● **PROBLEM REQUIREMENTS**
From the sermon excerpt below, pull out the passage starting with "And then on Wednesday, we" and going on through "for our salvation.", word for word.

● **PAGE EXTRACT**
........
And then on Wednesday, we will plunge into ashes. We will plunge from the mountain of glory into the depth of our sin. White will turn to black. Peter’s “‘Tis good, Lord, to be here” will be changed into “Lord, have mercy on me, a sinner.” Yet the two are not so different. For to have mercy on us, to deal with our sin, is the reason why the glory of God resides on earth. The Son of God came down from heaven and was born for us and for our salvation.
So if you thought the transfiguration, or the transformation of Jesus, on the Mount of Transfiguration was awesome . . . well, just wait. For over these next 40 days of Lent, you are going to again see Jesus transformed. You will see His glory as He journeys to the cross. As the God of God, Light of Light, very God of very God is transformed into the worst of sinners. As Jesus bears the sin of the world on the cross. As all our sins - all the murder, all the lies, all the greed, all the jealousy, all the lust and impurity - all of it, is imputed to Him, or counted against Him, in our place. And then on Good Friday, on a different mountain, we will again say: what glory! Not a different glory, but the same glory as is displayed for us today. The glory of God who has come to save sinners.
That’s why Peter’s three tents won’t do. They could have stayed on that mountain with Jesus, Moses, and Elijah, for what? Another 30, 40, or 50 years? And then what? What happens when Peter, James, and John die? When you and I die? When we die in our sins? It is to provide a good answer to that question that the glorious Son of God has come. That, as we prayed, the transfiguration foreshow the glory that Jesus has come to provide for us. The glory only available to us through the cross.
........
● **DATA ROWS**
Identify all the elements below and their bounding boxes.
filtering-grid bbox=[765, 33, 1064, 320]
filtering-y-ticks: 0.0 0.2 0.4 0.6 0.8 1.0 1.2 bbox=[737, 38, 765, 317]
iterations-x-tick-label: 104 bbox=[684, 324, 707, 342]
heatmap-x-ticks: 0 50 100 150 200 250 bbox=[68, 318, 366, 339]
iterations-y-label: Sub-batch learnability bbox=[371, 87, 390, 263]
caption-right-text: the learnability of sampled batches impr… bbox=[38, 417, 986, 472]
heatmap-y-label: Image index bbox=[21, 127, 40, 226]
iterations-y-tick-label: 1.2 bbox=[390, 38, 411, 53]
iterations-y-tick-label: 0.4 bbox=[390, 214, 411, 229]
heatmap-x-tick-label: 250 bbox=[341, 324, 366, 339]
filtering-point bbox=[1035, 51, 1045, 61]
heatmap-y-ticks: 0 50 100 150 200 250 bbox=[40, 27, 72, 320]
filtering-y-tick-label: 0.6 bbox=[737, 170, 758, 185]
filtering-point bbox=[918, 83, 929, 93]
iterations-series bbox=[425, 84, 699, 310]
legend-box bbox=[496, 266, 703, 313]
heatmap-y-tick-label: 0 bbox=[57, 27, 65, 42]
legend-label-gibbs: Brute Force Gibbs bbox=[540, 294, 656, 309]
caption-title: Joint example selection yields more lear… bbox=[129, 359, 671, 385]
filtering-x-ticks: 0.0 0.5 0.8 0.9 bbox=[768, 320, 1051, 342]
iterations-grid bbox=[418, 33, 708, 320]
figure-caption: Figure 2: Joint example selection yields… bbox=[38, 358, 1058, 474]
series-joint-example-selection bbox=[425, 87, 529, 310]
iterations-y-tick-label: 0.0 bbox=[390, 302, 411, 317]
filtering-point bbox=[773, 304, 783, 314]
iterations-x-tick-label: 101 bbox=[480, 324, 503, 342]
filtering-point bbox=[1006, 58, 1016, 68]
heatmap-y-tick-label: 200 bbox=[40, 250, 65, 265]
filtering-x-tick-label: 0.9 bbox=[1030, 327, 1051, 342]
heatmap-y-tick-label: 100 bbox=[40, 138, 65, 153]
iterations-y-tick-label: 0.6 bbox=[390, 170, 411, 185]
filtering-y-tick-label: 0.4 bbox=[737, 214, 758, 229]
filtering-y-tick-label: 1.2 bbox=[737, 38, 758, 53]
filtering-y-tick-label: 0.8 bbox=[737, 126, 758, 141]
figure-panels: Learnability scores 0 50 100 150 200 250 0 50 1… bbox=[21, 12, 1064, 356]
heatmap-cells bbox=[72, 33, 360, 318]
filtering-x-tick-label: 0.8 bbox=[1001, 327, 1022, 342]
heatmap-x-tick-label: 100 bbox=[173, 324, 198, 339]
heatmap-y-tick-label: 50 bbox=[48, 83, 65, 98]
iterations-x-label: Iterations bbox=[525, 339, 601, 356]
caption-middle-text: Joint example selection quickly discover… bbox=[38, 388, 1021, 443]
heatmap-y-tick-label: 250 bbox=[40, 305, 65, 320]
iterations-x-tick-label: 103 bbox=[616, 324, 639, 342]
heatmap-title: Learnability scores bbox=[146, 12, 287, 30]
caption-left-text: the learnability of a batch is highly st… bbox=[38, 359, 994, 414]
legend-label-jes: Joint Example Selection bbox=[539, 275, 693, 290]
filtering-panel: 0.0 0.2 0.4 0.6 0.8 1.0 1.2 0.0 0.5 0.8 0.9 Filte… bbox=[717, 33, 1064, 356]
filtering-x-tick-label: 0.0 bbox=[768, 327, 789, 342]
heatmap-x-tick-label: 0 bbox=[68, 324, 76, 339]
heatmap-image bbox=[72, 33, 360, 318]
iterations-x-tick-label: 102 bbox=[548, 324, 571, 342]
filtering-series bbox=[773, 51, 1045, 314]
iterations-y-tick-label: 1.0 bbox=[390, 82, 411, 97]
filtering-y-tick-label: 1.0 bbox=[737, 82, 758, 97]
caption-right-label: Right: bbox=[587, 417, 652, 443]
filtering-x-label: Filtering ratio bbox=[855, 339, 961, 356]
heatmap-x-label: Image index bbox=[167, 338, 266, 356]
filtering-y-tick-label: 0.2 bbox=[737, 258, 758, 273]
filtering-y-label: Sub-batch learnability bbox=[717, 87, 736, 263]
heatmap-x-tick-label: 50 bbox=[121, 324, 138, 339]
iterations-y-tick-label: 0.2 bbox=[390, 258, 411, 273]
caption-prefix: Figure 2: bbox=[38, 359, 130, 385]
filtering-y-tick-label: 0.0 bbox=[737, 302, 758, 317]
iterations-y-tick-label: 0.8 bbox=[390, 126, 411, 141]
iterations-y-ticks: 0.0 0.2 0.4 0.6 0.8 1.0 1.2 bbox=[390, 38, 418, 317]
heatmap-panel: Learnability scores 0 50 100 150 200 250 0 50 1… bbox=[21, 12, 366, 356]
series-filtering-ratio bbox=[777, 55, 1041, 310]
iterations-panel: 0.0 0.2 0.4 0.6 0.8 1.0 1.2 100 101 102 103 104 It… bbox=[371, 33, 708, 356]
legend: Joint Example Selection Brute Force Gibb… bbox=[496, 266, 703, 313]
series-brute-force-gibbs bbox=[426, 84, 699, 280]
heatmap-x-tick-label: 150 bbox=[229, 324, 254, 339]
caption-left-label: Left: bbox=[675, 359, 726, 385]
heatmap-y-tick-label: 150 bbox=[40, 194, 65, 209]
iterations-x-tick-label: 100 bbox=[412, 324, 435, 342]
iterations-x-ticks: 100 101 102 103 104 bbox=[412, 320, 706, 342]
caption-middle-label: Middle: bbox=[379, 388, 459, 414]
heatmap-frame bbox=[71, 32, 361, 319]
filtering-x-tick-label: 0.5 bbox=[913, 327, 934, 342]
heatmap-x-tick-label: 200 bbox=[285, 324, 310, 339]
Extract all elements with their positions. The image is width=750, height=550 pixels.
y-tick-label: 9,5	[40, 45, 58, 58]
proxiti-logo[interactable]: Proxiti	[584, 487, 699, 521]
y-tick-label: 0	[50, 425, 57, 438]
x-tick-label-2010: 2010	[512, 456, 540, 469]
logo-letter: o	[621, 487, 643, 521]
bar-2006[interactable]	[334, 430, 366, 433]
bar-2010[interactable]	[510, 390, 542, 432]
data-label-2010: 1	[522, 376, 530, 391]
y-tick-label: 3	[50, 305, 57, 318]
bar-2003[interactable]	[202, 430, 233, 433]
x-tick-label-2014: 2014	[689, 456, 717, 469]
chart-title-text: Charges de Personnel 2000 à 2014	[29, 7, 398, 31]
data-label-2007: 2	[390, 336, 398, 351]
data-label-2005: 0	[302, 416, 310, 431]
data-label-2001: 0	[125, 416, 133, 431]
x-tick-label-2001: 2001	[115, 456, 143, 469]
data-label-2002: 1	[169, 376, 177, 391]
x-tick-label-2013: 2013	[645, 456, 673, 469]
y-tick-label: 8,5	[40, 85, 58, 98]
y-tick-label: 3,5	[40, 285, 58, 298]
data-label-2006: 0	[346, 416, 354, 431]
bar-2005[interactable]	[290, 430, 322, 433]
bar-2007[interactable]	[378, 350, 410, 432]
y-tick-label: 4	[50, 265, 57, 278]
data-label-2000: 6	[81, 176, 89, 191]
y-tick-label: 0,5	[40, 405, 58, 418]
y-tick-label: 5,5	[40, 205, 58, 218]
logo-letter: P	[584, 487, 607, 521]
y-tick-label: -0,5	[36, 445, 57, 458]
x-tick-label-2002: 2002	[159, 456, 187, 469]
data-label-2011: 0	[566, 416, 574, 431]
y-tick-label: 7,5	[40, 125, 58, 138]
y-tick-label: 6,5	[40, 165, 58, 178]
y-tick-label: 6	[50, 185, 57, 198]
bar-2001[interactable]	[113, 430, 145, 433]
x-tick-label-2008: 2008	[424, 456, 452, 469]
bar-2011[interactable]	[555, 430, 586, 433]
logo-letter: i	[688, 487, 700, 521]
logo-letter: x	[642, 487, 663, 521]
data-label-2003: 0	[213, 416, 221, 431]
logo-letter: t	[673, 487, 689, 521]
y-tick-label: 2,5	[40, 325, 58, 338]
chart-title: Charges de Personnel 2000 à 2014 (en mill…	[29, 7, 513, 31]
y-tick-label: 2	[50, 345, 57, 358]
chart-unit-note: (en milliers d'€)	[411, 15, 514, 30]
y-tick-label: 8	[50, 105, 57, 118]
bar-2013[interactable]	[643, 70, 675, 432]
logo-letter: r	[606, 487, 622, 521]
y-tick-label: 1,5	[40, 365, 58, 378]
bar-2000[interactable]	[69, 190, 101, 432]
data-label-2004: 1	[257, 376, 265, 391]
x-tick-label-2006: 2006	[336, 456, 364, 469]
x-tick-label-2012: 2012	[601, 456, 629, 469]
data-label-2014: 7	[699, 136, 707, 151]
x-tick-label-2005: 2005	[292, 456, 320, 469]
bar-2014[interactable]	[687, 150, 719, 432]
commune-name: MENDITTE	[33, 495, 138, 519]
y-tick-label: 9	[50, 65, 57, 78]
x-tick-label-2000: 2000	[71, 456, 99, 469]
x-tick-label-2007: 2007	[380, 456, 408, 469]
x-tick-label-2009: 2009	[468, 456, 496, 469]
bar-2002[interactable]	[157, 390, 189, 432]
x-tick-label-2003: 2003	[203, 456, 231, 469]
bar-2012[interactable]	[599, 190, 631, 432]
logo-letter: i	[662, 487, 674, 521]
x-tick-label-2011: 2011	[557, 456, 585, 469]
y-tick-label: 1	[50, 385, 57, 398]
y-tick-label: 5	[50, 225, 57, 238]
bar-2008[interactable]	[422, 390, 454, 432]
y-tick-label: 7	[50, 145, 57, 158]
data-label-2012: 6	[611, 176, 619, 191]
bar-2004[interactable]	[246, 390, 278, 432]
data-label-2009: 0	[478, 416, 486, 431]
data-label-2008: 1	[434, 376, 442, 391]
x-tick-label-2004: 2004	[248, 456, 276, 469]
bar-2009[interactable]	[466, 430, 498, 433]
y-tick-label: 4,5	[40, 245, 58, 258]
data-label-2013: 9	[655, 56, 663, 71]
........
● **TASK OUTPUT**
And then on Wednesday, we will plunge into ashes. We will plunge from the mountain of glory into the depth of our sin. White will turn to black. Peter’s “‘Tis good, Lord, to be here” will be changed into “Lord, have mercy on me, a sinner.” Yet the two are not so different. For to have mercy on us, to deal with our sin, is the reason why the glory of God resides on earth. The Son of God came down from heaven and was born for us and for our salvation.